#### DOCUMENT PASSAGE ####

For example: The U.S. Department of Agriculture (USDA) and Society of Architectural Historians (SAH) have an agreement to study historic barns in the United States, but the SAH is unsure of the USDA’s commitment.

 

hyphenations: many phrases are clarified when augmented by a hyphen; the following architectural terminology is clarified by employing the general rules of hyphenation:

 

  1. in general, hyphenate an adjectival construction, one that which precedes the subject
  2. in general, do not hyphenate an “ly” word, including “federally”
  3. do not hyphenate “late” or “early” before a century

 

one-over-one-light double-hung sash: write out the numbers, not 1/1 double-hung sash

bird’s-eye view, bull’s-eye window

load-bearing brick wall; but the brick wall is load bearing

stained-glass windows; but the windows contain stained glass

side-hall and center-hall plans; but the house has a center hall

third-floor window, but the window is on the third floor

rough-cut stone

five- and seven-course bond (note division form in a series); but American bond is laid in seven or five courses

single-family and multi-family dwelling

gable-end chimney; but the chimney is on the gable end

side-gable roof

canal-era, Civil War-era structure (not Civil-War-era)

####

OBJECTIVE:
Continue the style guidance on hyphenating architectural terms from the point where it stops.

#### DATA PROVIDED ####

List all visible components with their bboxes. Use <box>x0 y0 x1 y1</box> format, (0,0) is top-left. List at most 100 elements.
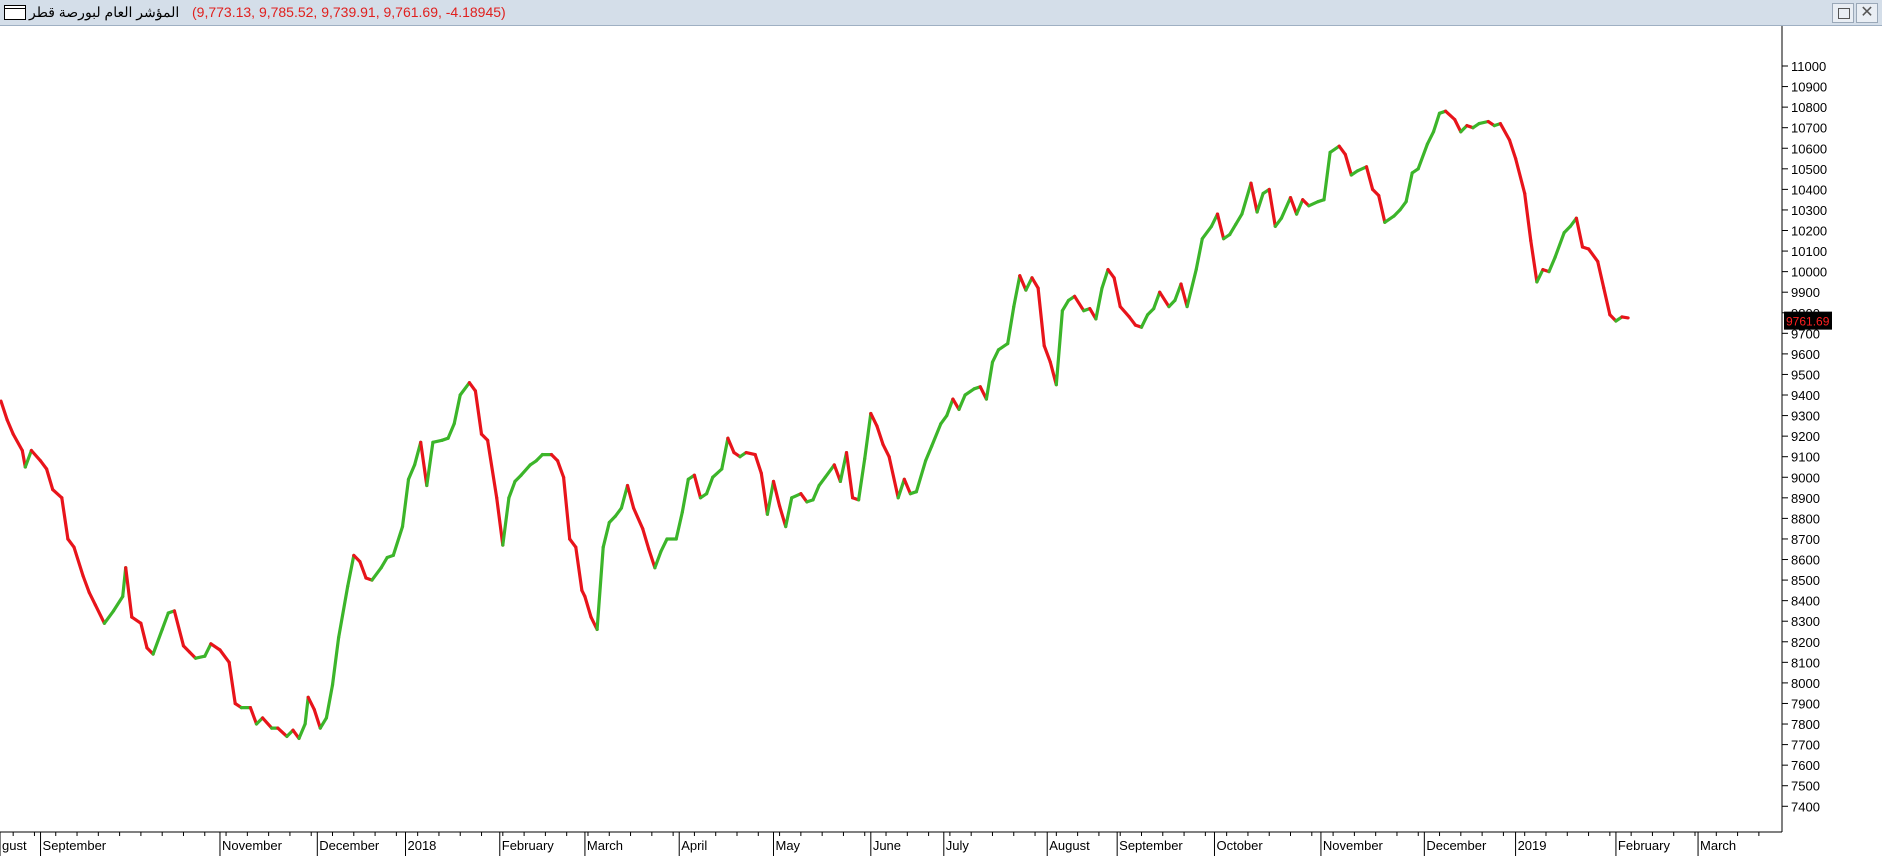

####

FINAL ANSWER:
bead-and-reel molding; the molding motif is bead and reel

standing-seam (metal roof)

nineteenth-century lighthouse

but do not hyphenate a “late” or “early,” ie., a late eighteenth-century springhouse

Palladian-style, . . . a Mission-style roofline

append “-styleto an established architectural term if your subject is reminiscent of the original but not an example of the actual model; this is not to be confused with proper names such as International Style, which take capital letters and would not be hyphenated

 

spelling:

single word:

beltcourse, stringcourse

courthouse

gristmill, sawmill

hoodmolds

Neoclassical (not neoclassical, Neo-classical)

sidelights

wraparound porch

powerhouse, but power plant

jerkinhead (roof)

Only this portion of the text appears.